## [Given exercise]
Below is a block of data; give all of it again word for word.

(Dataset entries)
--------

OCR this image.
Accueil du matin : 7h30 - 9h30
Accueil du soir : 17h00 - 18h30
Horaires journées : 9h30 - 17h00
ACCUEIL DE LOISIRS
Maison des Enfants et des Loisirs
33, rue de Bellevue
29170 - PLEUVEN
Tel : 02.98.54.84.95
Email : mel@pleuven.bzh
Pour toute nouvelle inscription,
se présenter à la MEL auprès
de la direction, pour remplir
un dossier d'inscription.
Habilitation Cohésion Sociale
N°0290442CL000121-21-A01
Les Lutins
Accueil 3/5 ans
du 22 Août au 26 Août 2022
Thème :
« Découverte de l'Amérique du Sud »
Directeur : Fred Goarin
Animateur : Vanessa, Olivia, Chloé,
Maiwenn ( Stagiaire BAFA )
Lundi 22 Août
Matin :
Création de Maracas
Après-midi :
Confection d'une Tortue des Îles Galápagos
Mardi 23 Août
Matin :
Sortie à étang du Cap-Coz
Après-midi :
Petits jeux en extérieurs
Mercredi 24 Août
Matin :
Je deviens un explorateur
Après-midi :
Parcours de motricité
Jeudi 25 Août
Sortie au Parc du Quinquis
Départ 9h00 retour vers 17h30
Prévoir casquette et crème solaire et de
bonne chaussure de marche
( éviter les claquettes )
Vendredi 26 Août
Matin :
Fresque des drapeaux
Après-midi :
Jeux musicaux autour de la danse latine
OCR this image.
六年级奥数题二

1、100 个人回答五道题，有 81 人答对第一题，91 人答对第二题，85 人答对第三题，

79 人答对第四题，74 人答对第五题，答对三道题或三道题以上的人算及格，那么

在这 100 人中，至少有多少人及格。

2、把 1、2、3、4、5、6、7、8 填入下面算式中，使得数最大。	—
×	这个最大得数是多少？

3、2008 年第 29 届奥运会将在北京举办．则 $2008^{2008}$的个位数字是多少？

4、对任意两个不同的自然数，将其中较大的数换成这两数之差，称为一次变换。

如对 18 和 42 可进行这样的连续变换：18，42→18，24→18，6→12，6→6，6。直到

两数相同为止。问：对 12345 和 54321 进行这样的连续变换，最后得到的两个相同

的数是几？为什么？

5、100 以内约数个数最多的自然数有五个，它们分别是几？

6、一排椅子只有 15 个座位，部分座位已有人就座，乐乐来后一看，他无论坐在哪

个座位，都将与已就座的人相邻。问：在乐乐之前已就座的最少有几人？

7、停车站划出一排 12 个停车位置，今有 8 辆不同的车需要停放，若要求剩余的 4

--------

## [Full solution]
OCR this image.
Accueil du matin : 7h30 - 9h30
Accueil du soir : 17h00 - 18h30
Horaires journées : 9h30 - 17h00
ACCUEIL DE LOISIRS
Maison des Enfants et des Loisirs
33, rue de Bellevue
29170 - PLEUVEN
Tel : 02.98.54.84.95
Email : mel@pleuven.bzh
Pour toute nouvelle inscription,
se présenter à la MEL auprès
de la direction, pour remplir
un dossier d'inscription.
Habilitation Cohésion Sociale
N°0290442CL000121-21-A01
Les Lutins
Accueil 3/5 ans
du 22 Août au 26 Août 2022
Thème :
« Découverte de l'Amérique du Sud »
Directeur : Fred Goarin
Animateur : Vanessa, Olivia, Chloé,
Maiwenn ( Stagiaire BAFA )
Lundi 22 Août
Matin :
Création de Maracas
Après-midi :
Confection d'une Tortue des Îles Galápagos
Mardi 23 Août
Matin :
Sortie à étang du Cap-Coz
Après-midi :
Petits jeux en extérieurs
Mercredi 24 Août
Matin :
Je deviens un explorateur
Après-midi :
Parcours de motricité
Jeudi 25 Août
Sortie au Parc du Quinquis
Départ 9h00 retour vers 17h30
Prévoir casquette et crème solaire et de
bonne chaussure de marche
( éviter les claquettes )
Vendredi 26 Août
Matin :
Fresque des drapeaux
Après-midi :
Jeux musicaux autour de la danse latine
OCR this image.
六年级奥数题二

1、100 个人回答五道题，有 81 人答对第一题，91 人答对第二题，85 人答对第三题，

79 人答对第四题，74 人答对第五题，答对三道题或三道题以上的人算及格，那么

在这 100 人中，至少有多少人及格。

2、把 1、2、3、4、5、6、7、8 填入下面算式中，使得数最大。	—
×	这个最大得数是多少？

3、2008 年第 29 届奥运会将在北京举办．则 $2008^{2008}$的个位数字是多少？

4、对任意两个不同的自然数，将其中较大的数换成这两数之差，称为一次变换。

如对 18 和 42 可进行这样的连续变换：18，42→18，24→18，6→12，6→6，6。直到

两数相同为止。问：对 12345 和 54321 进行这样的连续变换，最后得到的两个相同

的数是几？为什么？

5、100 以内约数个数最多的自然数有五个，它们分别是几？

6、一排椅子只有 15 个座位，部分座位已有人就座，乐乐来后一看，他无论坐在哪

个座位，都将与已就座的人相邻。问：在乐乐之前已就座的最少有几人？

7、停车站划出一排 12 个停车位置，今有 8 辆不同的车需要停放，若要求剩余的 4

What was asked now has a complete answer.